* WHAT NEEDS TO BE DONE: Return, word for word, the section of the VoIP connection text below starting at "[0021] In an" and ending at "device identifier.".

It is established that both terminals are VoIP-enabled. The
signaling is therefore transmitted with the connection data,
whereupon the VoIP connection is then set up. The signaling data is
thus sent on the basis of the successful preliminary signaling. In
other words, the connection data is sent only if a VoIP connection
can indeed also be set up or is being set up by all the terminals
involved.
[0018] In another development, a code is transmitted from the first
terminal to the second terminal via the first telephone connection
and from the second terminal back to the first terminal via the
second telephone connection. The code is tested in the first
terminal before the first telephone connection is cleared and/or
before the second telephone connection is used, i.e. before
switching takes place. If the code is not correct, then the first
telephone connection shall continue to be used. For example, a
VoIP-enabled telephone and a VoIP-enabled computer could be located
on the side of the first terminal. By testing the code, it can be
determined in the first terminal whether the VoIP connection has
been set up for the correct device.
[0019] In an alternate development, a code is transmitted from the
first terminal to the second terminal via the first telephone
connection, and subsequently from the first terminal to the second
terminal via the second telephone connection. The code is tested in
the second terminal before the first telephone connection is
cleared and/or before the second telephone connection is used. This
serves in the same way as in the aforementioned further embodiment
to determine whether the VoIP connection has been set up for the
correct device.
[0020] In an alternate development, a code is transmitted from the
second terminal to the first terminal via the first telephone
connection, and subsequently from the second terminal to the first
terminal via the second telephone connection. The code is tested in
the first terminal before the first telephone connection is cleared
and/or before the second telephone connection is used. This serves
in the same way as in the aforementioned further embodiment to
determine whether the VoIP connection has been set up for the
correct device.
[0021] In an alternate development to be used, a code is
transmitted from the second terminal to the first terminal via the
first telephone connection and from the first terminal back to the
second terminal via a second telephone connection. The code is then
likewise tested, in particular in the second terminal before the
first telephone connection is cleared and/or before the second
telephone connection is used. The first telephone connection is for
example cleared from the first terminal or from the second
terminal. The code is for example a programmed device identifier, a
processor code, or the like. In the case where the terminal
represents a PBX (Private Branch Exchange), a code of the
respective terminal (for example, the IPUI (Integrated Portable
User Identity) of a DECT mobile part) can for example be used as
device identifier.

* GIVEN INFORMATION:
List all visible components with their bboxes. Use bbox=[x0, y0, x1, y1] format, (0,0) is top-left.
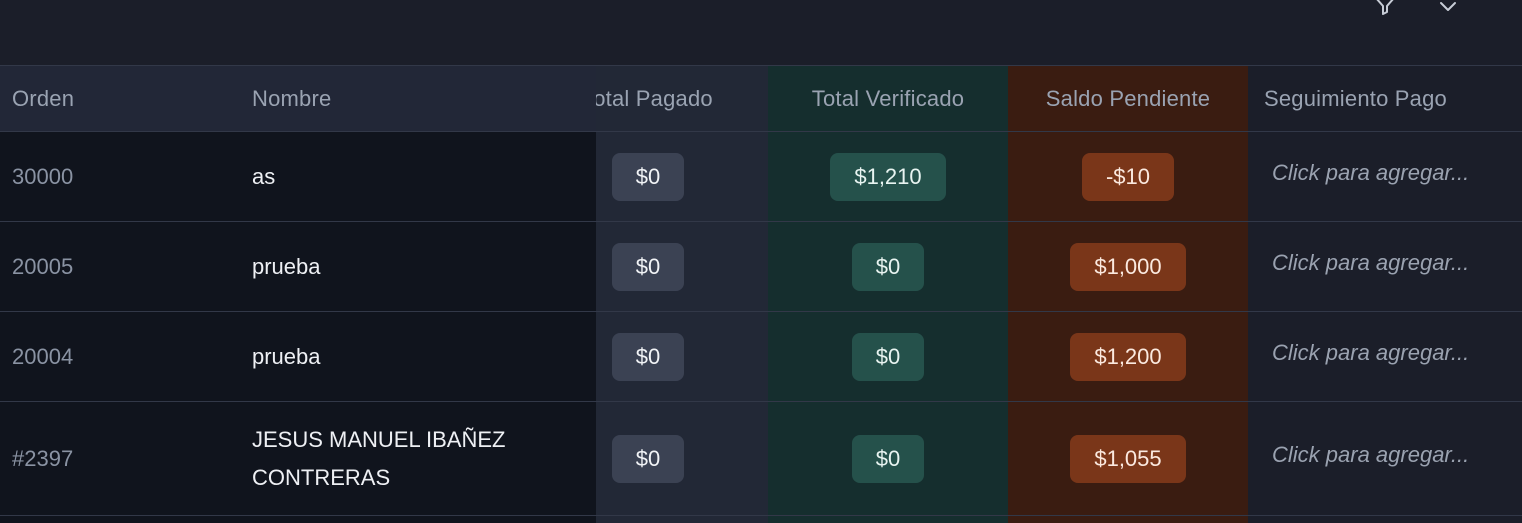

* SOLVED EXERCISE:
[0021] In an alternate development to be used, a code is
transmitted from the second terminal to the first terminal via the
first telephone connection and from the first terminal back to the
second terminal via a second telephone connection. The code is then
likewise tested, in particular in the second terminal before the
first telephone connection is cleared and/or before the second
telephone connection is used. The first telephone connection is for
example cleared from the first terminal or from the second
terminal. The code is for example a programmed device identifier, a
processor code, or the like. In the case where the terminal
represents a PBX (Private Branch Exchange), a code of the
respective terminal (for example, the IPUI (Integrated Portable
User Identity) of a DECT mobile part) can for example be used as
device identifier.